_Instructions to follow_
Quote all of the entries word for word.

Extracted records

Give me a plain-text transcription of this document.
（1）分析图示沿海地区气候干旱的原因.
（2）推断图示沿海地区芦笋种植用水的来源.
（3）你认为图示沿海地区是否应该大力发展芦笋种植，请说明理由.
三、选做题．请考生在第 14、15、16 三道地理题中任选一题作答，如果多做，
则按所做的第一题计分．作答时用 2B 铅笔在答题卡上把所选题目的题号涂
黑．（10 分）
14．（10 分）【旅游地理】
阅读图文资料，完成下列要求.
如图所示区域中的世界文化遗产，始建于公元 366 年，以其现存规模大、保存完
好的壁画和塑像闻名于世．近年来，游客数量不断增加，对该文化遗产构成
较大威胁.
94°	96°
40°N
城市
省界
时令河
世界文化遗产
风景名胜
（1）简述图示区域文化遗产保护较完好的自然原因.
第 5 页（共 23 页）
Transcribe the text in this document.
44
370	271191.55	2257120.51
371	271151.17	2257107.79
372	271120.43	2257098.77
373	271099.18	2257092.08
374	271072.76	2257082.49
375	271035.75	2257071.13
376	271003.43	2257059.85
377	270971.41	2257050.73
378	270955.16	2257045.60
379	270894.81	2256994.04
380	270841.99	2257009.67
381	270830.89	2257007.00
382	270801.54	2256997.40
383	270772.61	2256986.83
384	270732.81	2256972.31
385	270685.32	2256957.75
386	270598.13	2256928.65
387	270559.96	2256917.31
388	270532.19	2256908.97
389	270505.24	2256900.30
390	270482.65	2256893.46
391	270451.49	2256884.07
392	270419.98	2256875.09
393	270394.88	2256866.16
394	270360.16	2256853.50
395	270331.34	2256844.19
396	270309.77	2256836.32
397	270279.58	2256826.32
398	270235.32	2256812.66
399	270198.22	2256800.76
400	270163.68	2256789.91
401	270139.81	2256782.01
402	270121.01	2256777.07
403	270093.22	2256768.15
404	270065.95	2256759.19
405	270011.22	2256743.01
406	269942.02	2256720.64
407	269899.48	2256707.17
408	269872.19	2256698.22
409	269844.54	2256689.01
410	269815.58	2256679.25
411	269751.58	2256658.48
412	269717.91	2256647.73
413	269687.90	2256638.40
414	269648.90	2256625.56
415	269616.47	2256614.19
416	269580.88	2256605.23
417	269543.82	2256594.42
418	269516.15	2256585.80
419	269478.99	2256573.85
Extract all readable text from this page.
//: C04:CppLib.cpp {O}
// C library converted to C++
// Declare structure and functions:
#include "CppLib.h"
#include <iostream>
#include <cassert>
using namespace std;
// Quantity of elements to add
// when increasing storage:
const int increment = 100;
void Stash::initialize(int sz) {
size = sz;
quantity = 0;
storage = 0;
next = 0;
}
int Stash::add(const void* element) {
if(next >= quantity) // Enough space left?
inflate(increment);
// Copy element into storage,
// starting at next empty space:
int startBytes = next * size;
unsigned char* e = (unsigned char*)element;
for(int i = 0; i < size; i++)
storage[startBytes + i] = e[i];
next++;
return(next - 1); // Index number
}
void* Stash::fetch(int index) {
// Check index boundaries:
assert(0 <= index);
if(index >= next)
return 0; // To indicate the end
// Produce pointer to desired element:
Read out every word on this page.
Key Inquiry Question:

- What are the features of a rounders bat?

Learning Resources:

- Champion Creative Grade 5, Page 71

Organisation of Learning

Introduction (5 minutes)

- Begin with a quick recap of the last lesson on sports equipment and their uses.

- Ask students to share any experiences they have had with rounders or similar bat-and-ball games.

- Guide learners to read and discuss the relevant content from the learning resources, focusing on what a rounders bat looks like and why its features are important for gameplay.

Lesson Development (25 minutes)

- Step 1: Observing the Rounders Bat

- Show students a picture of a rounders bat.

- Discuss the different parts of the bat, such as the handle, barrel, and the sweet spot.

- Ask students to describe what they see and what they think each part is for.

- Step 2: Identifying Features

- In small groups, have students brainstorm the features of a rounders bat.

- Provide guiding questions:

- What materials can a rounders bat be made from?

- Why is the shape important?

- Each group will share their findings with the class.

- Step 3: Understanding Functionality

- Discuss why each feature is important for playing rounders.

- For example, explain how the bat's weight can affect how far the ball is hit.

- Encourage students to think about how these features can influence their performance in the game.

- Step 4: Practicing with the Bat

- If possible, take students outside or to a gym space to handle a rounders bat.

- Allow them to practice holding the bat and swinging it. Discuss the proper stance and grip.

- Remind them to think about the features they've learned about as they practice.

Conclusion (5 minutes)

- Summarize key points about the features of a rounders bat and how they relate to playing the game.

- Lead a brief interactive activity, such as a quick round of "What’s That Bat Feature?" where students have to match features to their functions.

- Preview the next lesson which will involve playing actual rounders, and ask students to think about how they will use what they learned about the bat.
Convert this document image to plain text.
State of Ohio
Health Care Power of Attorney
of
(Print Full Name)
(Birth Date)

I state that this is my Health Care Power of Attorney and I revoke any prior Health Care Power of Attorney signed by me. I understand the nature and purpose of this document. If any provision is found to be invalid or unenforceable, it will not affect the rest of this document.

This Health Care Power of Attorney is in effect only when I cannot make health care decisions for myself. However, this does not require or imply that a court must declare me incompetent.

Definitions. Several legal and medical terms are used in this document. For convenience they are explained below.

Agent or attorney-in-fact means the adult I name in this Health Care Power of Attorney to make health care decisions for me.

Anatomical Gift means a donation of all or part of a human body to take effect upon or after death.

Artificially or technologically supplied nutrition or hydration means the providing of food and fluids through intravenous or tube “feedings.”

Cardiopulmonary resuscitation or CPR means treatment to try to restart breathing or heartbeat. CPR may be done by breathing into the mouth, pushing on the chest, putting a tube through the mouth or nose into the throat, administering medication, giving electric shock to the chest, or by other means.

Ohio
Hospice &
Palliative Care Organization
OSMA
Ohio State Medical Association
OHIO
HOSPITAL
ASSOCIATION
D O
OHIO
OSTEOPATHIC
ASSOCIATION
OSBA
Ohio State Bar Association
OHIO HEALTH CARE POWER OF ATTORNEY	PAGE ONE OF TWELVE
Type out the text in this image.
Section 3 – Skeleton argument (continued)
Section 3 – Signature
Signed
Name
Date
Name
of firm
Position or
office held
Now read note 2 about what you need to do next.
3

_In response_
Give me a plain-text transcription of this document.
（1）分析图示沿海地区气候干旱的原因.
（2）推断图示沿海地区芦笋种植用水的来源.
（3）你认为图示沿海地区是否应该大力发展芦笋种植，请说明理由.
三、选做题．请考生在第 14、15、16 三道地理题中任选一题作答，如果多做，
则按所做的第一题计分．作答时用 2B 铅笔在答题卡上把所选题目的题号涂
黑．（10 分）
14．（10 分）【旅游地理】
阅读图文资料，完成下列要求.
如图所示区域中的世界文化遗产，始建于公元 366 年，以其现存规模大、保存完
好的壁画和塑像闻名于世．近年来，游客数量不断增加，对该文化遗产构成
较大威胁.
94°	96°
40°N
城市
省界
时令河
世界文化遗产
风景名胜
（1）简述图示区域文化遗产保护较完好的自然原因.
第 5 页（共 23 页）
Transcribe the text in this document.
44
370	271191.55	2257120.51
371	271151.17	2257107.79
372	271120.43	2257098.77
373	271099.18	2257092.08
374	271072.76	2257082.49
375	271035.75	2257071.13
376	271003.43	2257059.85
377	270971.41	2257050.73
378	270955.16	2257045.60
379	270894.81	2256994.04
380	270841.99	2257009.67
381	270830.89	2257007.00
382	270801.54	2256997.40
383	270772.61	2256986.83
384	270732.81	2256972.31
385	270685.32	2256957.75
386	270598.13	2256928.65
387	270559.96	2256917.31
388	270532.19	2256908.97
389	270505.24	2256900.30
390	270482.65	2256893.46
391	270451.49	2256884.07
392	270419.98	2256875.09
393	270394.88	2256866.16
394	270360.16	2256853.50
395	270331.34	2256844.19
396	270309.77	2256836.32
397	270279.58	2256826.32
398	270235.32	2256812.66
399	270198.22	2256800.76
400	270163.68	2256789.91
401	270139.81	2256782.01
402	270121.01	2256777.07
403	270093.22	2256768.15
404	270065.95	2256759.19
405	270011.22	2256743.01
406	269942.02	2256720.64
407	269899.48	2256707.17
408	269872.19	2256698.22
409	269844.54	2256689.01
410	269815.58	2256679.25
411	269751.58	2256658.48
412	269717.91	2256647.73
413	269687.90	2256638.40
414	269648.90	2256625.56
415	269616.47	2256614.19
416	269580.88	2256605.23
417	269543.82	2256594.42
418	269516.15	2256585.80
419	269478.99	2256573.85
Extract all readable text from this page.
//: C04:CppLib.cpp {O}
// C library converted to C++
// Declare structure and functions:
#include "CppLib.h"
#include <iostream>
#include <cassert>
using namespace std;
// Quantity of elements to add
// when increasing storage:
const int increment = 100;
void Stash::initialize(int sz) {
size = sz;
quantity = 0;
storage = 0;
next = 0;
}
int Stash::add(const void* element) {
if(next >= quantity) // Enough space left?
inflate(increment);
// Copy element into storage,
// starting at next empty space:
int startBytes = next * size;
unsigned char* e = (unsigned char*)element;
for(int i = 0; i < size; i++)
storage[startBytes + i] = e[i];
next++;
return(next - 1); // Index number
}
void* Stash::fetch(int index) {
// Check index boundaries:
assert(0 <= index);
if(index >= next)
return 0; // To indicate the end
// Produce pointer to desired element:
Read out every word on this page.
Key Inquiry Question:

- What are the features of a rounders bat?

Learning Resources:

- Champion Creative Grade 5, Page 71

Organisation of Learning

Introduction (5 minutes)

- Begin with a quick recap of the last lesson on sports equipment and their uses.

- Ask students to share any experiences they have had with rounders or similar bat-and-ball games.

- Guide learners to read and discuss the relevant content from the learning resources, focusing on what a rounders bat looks like and why its features are important for gameplay.

Lesson Development (25 minutes)

- Step 1: Observing the Rounders Bat

- Show students a picture of a rounders bat.

- Discuss the different parts of the bat, such as the handle, barrel, and the sweet spot.

- Ask students to describe what they see and what they think each part is for.

- Step 2: Identifying Features

- In small groups, have students brainstorm the features of a rounders bat.

- Provide guiding questions:

- What materials can a rounders bat be made from?

- Why is the shape important?

- Each group will share their findings with the class.

- Step 3: Understanding Functionality

- Discuss why each feature is important for playing rounders.

- For example, explain how the bat's weight can affect how far the ball is hit.

- Encourage students to think about how these features can influence their performance in the game.

- Step 4: Practicing with the Bat

- If possible, take students outside or to a gym space to handle a rounders bat.

- Allow them to practice holding the bat and swinging it. Discuss the proper stance and grip.

- Remind them to think about the features they've learned about as they practice.

Conclusion (5 minutes)

- Summarize key points about the features of a rounders bat and how they relate to playing the game.

- Lead a brief interactive activity, such as a quick round of "What’s That Bat Feature?" where students have to match features to their functions.

- Preview the next lesson which will involve playing actual rounders, and ask students to think about how they will use what they learned about the bat.
Convert this document image to plain text.
State of Ohio
Health Care Power of Attorney
of
(Print Full Name)
(Birth Date)

I state that this is my Health Care Power of Attorney and I revoke any prior Health Care Power of Attorney signed by me. I understand the nature and purpose of this document. If any provision is found to be invalid or unenforceable, it will not affect the rest of this document.

This Health Care Power of Attorney is in effect only when I cannot make health care decisions for myself. However, this does not require or imply that a court must declare me incompetent.

Definitions. Several legal and medical terms are used in this document. For convenience they are explained below.

Agent or attorney-in-fact means the adult I name in this Health Care Power of Attorney to make health care decisions for me.

Anatomical Gift means a donation of all or part of a human body to take effect upon or after death.

Artificially or technologically supplied nutrition or hydration means the providing of food and fluids through intravenous or tube “feedings.”

Cardiopulmonary resuscitation or CPR means treatment to try to restart breathing or heartbeat. CPR may be done by breathing into the mouth, pushing on the chest, putting a tube through the mouth or nose into the throat, administering medication, giving electric shock to the chest, or by other means.

Ohio
Hospice &
Palliative Care Organization
OSMA
Ohio State Medical Association
OHIO
HOSPITAL
ASSOCIATION
D O
OHIO
OSTEOPATHIC
ASSOCIATION
OSBA
Ohio State Bar Association
OHIO HEALTH CARE POWER OF ATTORNEY	PAGE ONE OF TWELVE
Type out the text in this image.
Section 3 – Skeleton argument (continued)
Section 3 – Signature
Signed
Name
Date
Name
of firm
Position or
office held
Now read note 2 about what you need to do next.
3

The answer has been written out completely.